GIVEN INSTRUCTION: From the entries below, copy every line where the string "NaCl" appears.

DATASET EXTRACT:
-- BEGIN --
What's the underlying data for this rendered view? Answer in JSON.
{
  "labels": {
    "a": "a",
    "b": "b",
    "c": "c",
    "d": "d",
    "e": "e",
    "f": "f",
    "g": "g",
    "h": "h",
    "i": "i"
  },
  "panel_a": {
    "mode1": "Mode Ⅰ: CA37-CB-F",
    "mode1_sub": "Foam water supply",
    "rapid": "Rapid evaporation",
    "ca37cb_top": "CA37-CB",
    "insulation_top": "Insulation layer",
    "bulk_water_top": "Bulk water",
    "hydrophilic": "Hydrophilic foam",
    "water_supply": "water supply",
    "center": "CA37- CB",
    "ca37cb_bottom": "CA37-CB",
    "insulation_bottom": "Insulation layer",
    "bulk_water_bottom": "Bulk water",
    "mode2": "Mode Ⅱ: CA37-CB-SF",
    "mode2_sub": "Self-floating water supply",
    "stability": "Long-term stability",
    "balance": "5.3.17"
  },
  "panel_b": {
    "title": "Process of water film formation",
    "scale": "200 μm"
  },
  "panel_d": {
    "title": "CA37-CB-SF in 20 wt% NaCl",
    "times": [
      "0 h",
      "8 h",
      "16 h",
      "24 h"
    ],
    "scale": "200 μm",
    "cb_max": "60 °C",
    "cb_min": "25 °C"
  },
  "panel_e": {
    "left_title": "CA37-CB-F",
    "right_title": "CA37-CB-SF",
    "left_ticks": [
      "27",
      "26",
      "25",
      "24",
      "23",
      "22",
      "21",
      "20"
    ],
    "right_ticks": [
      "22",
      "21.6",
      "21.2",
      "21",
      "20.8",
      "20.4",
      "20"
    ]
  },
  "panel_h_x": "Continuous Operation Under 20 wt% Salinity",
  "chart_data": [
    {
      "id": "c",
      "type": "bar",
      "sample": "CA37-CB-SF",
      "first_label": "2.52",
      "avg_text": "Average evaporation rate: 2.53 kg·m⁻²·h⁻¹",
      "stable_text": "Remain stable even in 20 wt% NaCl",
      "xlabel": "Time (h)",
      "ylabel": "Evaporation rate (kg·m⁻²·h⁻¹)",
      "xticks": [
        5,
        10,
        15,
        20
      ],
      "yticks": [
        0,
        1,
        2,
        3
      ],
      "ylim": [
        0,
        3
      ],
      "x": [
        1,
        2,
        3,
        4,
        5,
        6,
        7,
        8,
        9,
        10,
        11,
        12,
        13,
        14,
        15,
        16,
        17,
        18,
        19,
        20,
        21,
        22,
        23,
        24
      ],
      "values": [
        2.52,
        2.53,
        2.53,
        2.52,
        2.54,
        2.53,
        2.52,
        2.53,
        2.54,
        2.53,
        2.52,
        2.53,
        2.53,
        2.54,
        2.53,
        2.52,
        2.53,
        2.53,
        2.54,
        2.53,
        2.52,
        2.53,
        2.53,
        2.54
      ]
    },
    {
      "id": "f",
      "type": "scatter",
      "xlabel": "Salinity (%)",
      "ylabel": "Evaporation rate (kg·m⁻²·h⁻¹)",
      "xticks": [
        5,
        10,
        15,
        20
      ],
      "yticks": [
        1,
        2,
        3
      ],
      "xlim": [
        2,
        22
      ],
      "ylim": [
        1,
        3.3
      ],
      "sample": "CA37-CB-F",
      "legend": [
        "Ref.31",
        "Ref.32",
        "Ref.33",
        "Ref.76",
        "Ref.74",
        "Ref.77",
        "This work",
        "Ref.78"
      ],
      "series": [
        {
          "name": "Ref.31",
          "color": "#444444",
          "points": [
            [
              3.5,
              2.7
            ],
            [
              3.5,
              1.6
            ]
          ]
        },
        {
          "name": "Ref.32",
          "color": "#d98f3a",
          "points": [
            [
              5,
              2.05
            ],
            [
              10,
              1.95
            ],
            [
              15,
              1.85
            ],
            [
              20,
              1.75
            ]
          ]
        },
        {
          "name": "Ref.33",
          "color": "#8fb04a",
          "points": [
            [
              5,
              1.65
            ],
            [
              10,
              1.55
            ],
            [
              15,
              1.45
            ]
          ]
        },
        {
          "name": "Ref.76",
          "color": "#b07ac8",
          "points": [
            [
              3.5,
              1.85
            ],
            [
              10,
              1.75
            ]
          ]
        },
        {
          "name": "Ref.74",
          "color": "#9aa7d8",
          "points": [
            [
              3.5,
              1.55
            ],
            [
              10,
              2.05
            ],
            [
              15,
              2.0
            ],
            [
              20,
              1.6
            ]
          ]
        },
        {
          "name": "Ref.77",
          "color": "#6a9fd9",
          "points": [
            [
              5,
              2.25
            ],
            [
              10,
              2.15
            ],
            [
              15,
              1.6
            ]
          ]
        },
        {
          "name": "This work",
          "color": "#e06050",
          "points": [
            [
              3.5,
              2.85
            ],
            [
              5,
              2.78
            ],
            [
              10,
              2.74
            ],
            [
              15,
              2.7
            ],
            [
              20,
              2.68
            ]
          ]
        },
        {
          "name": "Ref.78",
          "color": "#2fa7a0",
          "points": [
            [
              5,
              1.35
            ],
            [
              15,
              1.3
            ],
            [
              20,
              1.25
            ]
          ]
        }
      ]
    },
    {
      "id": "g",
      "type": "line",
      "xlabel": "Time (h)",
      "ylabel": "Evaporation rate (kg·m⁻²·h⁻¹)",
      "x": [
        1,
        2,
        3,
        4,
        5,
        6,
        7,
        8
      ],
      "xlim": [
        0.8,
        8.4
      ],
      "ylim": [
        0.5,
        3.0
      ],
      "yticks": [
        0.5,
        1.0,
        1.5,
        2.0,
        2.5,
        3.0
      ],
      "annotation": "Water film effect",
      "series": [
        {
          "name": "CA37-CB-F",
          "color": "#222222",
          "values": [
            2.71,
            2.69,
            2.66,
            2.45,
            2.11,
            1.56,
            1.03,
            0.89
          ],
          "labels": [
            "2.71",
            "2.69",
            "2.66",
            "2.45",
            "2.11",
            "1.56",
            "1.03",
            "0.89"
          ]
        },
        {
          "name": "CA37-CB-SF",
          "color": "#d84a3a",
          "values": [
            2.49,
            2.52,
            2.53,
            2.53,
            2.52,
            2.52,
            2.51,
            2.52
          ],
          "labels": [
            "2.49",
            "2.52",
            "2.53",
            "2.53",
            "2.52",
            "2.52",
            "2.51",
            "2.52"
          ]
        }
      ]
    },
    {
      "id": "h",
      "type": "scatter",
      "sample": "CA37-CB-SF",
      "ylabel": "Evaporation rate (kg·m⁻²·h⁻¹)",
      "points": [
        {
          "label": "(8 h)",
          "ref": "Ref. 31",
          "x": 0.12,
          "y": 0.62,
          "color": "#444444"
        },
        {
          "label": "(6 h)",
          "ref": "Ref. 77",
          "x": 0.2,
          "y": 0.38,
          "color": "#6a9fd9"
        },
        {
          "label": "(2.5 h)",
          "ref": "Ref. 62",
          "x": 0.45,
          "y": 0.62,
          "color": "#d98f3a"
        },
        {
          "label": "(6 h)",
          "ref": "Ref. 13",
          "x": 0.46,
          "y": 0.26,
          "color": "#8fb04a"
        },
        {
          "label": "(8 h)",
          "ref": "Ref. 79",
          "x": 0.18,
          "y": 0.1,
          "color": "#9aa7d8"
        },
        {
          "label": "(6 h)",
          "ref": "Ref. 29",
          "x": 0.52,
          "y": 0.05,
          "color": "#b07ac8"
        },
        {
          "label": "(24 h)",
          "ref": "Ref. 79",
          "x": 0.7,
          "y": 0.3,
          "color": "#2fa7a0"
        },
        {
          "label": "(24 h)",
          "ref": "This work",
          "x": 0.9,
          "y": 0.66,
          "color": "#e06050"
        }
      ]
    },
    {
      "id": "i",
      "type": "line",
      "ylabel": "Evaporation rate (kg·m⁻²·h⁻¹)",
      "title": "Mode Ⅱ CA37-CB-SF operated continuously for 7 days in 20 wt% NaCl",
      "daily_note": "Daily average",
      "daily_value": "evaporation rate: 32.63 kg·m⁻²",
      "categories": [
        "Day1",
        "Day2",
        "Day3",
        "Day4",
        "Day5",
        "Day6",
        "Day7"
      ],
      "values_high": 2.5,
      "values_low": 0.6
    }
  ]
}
-- END --
SOLUTION TO THIS TASK:
    "title": "CA37-CB-SF in 20 wt% NaCl",
      "stable_text": "Remain stable even in 20 wt% NaCl",
      "title": "Mode Ⅱ CA37-CB-SF operated continuously for 7 days in 20 wt% NaCl",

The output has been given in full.